● TASK DETAILS
Set down all of the data that follows word for word, without the images.
***** MATERIALS PROVIDED *****
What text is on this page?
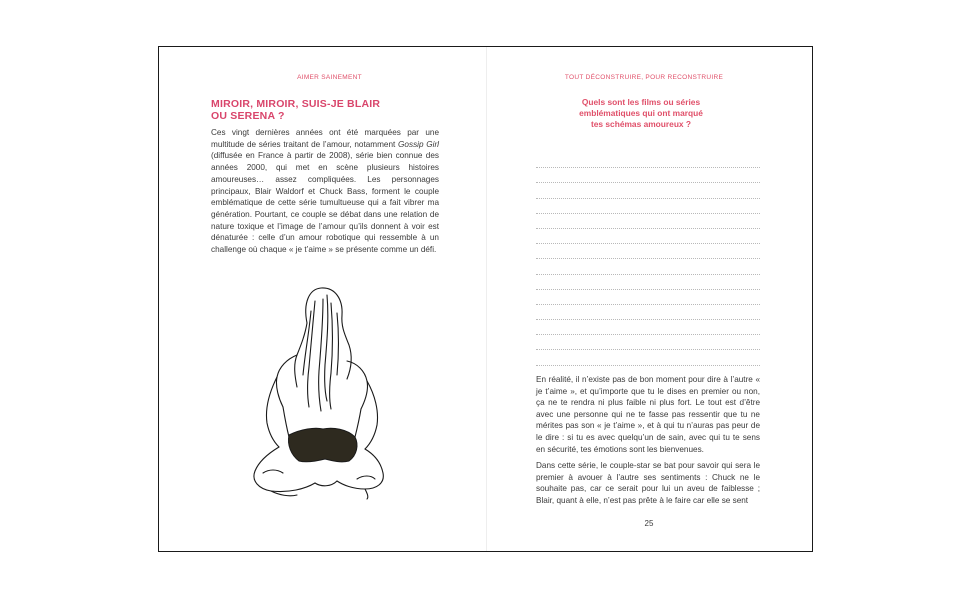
AIMER SAINEMENT
MIROIR, MIROIR, SUIS-JE BLAIR
OU SERENA ?

Ces vingt dernières années ont été marquées par une multitude de séries traitant de l’amour, notamment Gossip Girl (diffusée en France à partir de 2008), série bien connue des années 2000, qui met en scène plusieurs histoires amoureuses… assez compliquées. Les personnages principaux, Blair Waldorf et Chuck Bass, forment le couple emblématique de cette série tumultueuse qui a fait vibrer ma génération. Pourtant, ce couple se débat dans une relation de nature toxique et l’image de l’amour qu’ils donnent à voir est dénaturée : celle d’un amour robotique qui ressemble à un challenge où chaque « je t’aime » se présente comme un défi.

TOUT DÉCONSTRUIRE, POUR RECONSTRUIRE
Quels sont les films ou séries
emblématiques qui ont marqué
tes schémas amoureux ?

En réalité, il n’existe pas de bon moment pour dire à l’autre « je t’aime », et qu’importe que tu le dises en premier ou non, ça ne te rendra ni plus faible ni plus fort. Le tout est d’être avec une personne qui ne te fasse pas ressentir que tu ne mérites pas son « je t’aime », et à qui tu n’auras pas peur de le dire : si tu es avec quelqu’un de sain, avec qui tu te sens en sécurité, tes émotions sont les bienvenues.

Dans cette série, le couple-star se bat pour savoir qui sera le premier à avouer à l’autre ses sentiments : Chuck ne le souhaite pas, car ce serait pour lui un aveu de faiblesse ; Blair, quant à elle, n’est pas prête à le faire car elle se sent

25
*****
● FULL OUTPUT
What text is on this page?
AIMER SAINEMENT
MIROIR, MIROIR, SUIS-JE BLAIR
OU SERENA ?

Ces vingt dernières années ont été marquées par une multitude de séries traitant de l’amour, notamment Gossip Girl (diffusée en France à partir de 2008), série bien connue des années 2000, qui met en scène plusieurs histoires amoureuses… assez compliquées. Les personnages principaux, Blair Waldorf et Chuck Bass, forment le couple emblématique de cette série tumultueuse qui a fait vibrer ma génération. Pourtant, ce couple se débat dans une relation de nature toxique et l’image de l’amour qu’ils donnent à voir est dénaturée : celle d’un amour robotique qui ressemble à un challenge où chaque « je t’aime » se présente comme un défi.

TOUT DÉCONSTRUIRE, POUR RECONSTRUIRE
Quels sont les films ou séries
emblématiques qui ont marqué
tes schémas amoureux ?

En réalité, il n’existe pas de bon moment pour dire à l’autre « je t’aime », et qu’importe que tu le dises en premier ou non, ça ne te rendra ni plus faible ni plus fort. Le tout est d’être avec une personne qui ne te fasse pas ressentir que tu ne mérites pas son « je t’aime », et à qui tu n’auras pas peur de le dire : si tu es avec quelqu’un de sain, avec qui tu te sens en sécurité, tes émotions sont les bienvenues.

Dans cette série, le couple-star se bat pour savoir qui sera le premier à avouer à l’autre ses sentiments : Chuck ne le souhaite pas, car ce serait pour lui un aveu de faiblesse ; Blair, quant à elle, n’est pas prête à le faire car elle se sent

25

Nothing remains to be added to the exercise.